* **STATED PROBLEM**: Copy out each line in the material below that has the word "times".

Stored items:
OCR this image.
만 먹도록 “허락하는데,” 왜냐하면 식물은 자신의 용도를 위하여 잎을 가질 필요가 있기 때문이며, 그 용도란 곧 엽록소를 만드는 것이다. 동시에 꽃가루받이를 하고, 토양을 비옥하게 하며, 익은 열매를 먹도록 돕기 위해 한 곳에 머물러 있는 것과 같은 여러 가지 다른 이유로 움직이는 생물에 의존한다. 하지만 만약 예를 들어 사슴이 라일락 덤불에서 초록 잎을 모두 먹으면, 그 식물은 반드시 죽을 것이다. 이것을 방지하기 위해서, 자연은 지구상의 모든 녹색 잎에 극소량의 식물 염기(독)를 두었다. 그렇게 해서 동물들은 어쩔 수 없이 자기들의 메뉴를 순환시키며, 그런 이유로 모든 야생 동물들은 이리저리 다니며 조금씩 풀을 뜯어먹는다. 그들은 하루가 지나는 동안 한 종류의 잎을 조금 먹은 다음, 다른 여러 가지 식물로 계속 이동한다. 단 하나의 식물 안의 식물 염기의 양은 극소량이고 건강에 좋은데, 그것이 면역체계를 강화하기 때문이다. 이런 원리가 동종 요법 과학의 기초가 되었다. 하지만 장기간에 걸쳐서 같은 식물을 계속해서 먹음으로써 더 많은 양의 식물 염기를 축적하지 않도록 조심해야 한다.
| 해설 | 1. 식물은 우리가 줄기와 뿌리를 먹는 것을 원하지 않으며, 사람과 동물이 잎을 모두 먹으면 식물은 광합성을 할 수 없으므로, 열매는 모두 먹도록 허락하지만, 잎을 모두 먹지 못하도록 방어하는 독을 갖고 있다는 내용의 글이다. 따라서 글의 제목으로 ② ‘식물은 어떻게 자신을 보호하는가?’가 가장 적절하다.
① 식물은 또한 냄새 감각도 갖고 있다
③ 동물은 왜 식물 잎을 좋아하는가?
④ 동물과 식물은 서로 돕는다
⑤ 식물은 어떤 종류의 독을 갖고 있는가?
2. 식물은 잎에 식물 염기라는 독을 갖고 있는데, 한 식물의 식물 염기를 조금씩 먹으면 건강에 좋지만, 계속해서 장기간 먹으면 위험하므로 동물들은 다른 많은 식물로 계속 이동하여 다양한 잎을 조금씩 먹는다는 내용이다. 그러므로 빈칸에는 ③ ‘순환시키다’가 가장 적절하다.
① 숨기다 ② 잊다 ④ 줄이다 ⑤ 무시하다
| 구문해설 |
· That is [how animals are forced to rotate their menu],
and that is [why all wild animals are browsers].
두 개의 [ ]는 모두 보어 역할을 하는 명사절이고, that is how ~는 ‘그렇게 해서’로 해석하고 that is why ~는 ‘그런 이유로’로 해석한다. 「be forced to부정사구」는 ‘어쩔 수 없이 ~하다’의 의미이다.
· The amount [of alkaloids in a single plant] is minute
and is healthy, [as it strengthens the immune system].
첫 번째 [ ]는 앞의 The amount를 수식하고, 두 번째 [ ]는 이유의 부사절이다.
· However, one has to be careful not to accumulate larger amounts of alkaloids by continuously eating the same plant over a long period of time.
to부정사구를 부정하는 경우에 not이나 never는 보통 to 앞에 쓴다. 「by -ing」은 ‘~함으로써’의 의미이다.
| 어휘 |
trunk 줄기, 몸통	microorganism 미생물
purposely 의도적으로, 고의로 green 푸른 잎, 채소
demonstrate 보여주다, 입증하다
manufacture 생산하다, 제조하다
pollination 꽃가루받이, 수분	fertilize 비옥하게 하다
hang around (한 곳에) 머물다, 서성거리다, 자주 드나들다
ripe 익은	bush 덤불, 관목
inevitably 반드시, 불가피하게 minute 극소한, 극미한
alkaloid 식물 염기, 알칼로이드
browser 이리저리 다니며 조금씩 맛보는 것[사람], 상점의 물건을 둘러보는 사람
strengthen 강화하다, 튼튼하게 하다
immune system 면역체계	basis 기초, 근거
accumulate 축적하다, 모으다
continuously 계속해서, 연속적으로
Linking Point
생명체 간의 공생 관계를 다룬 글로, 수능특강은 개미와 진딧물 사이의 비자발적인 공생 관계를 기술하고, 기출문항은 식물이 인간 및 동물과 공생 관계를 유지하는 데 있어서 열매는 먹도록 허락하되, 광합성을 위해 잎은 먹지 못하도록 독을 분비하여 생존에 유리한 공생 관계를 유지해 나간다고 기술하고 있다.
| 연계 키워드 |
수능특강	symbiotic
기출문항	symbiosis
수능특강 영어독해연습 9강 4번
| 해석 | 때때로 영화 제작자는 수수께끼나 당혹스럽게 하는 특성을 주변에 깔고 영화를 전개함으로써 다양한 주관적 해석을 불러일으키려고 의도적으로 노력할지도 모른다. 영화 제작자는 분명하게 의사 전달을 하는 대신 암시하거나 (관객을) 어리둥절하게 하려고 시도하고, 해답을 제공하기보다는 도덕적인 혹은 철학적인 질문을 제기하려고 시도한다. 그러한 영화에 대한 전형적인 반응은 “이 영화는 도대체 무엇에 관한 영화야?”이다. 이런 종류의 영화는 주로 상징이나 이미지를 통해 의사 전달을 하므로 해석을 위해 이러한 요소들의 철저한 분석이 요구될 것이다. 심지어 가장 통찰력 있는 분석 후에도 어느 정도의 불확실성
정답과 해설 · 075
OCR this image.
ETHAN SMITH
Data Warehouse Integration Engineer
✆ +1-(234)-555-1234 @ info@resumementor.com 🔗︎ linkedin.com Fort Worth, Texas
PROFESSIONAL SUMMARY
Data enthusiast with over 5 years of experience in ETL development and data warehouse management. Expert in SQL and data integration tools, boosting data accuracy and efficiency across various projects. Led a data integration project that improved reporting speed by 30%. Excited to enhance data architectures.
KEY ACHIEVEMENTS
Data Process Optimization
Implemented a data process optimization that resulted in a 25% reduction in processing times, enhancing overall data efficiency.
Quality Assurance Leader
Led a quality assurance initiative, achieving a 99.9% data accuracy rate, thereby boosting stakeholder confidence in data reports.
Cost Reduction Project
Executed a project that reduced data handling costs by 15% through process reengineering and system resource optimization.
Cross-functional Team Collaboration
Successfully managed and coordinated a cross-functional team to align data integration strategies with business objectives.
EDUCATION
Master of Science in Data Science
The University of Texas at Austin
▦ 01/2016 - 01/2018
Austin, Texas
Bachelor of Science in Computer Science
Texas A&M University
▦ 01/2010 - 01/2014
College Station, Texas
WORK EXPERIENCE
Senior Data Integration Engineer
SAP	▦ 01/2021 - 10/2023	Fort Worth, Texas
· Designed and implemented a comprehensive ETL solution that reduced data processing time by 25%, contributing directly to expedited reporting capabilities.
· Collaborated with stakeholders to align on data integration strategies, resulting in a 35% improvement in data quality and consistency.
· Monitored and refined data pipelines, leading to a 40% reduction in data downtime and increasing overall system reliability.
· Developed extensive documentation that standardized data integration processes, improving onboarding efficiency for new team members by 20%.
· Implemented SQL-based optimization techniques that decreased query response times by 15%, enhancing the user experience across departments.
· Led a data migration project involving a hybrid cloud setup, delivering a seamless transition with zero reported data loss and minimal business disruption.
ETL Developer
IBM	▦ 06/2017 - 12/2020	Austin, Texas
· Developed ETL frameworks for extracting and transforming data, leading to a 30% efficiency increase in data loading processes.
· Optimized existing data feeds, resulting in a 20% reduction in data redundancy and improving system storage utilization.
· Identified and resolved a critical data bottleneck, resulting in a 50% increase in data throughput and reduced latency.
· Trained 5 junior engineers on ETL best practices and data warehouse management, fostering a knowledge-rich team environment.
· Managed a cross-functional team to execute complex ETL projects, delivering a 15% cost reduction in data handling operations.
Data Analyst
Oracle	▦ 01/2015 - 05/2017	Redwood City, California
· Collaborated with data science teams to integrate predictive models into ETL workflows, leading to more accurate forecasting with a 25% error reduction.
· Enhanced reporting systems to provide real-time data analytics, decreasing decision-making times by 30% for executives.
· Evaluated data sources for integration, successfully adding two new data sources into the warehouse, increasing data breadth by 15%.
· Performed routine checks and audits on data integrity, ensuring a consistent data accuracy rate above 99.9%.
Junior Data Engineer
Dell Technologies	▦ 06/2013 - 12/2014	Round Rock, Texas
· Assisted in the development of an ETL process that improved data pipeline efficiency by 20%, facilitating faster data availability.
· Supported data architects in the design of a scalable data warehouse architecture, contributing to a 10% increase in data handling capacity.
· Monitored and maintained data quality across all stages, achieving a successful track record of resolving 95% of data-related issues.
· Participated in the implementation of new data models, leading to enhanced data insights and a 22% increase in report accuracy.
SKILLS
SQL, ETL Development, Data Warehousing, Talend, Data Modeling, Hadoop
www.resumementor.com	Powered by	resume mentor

* **REPLY TO THE EXERCISE**:
Implemented a data process optimization that resulted in a 25% reduction in processing times, enhancing overall data efficiency.
· Implemented SQL-based optimization techniques that decreased query response times by 15%, enhancing the user experience across departments.
· Enhanced reporting systems to provide real-time data analytics, decreasing decision-making times by 30% for executives.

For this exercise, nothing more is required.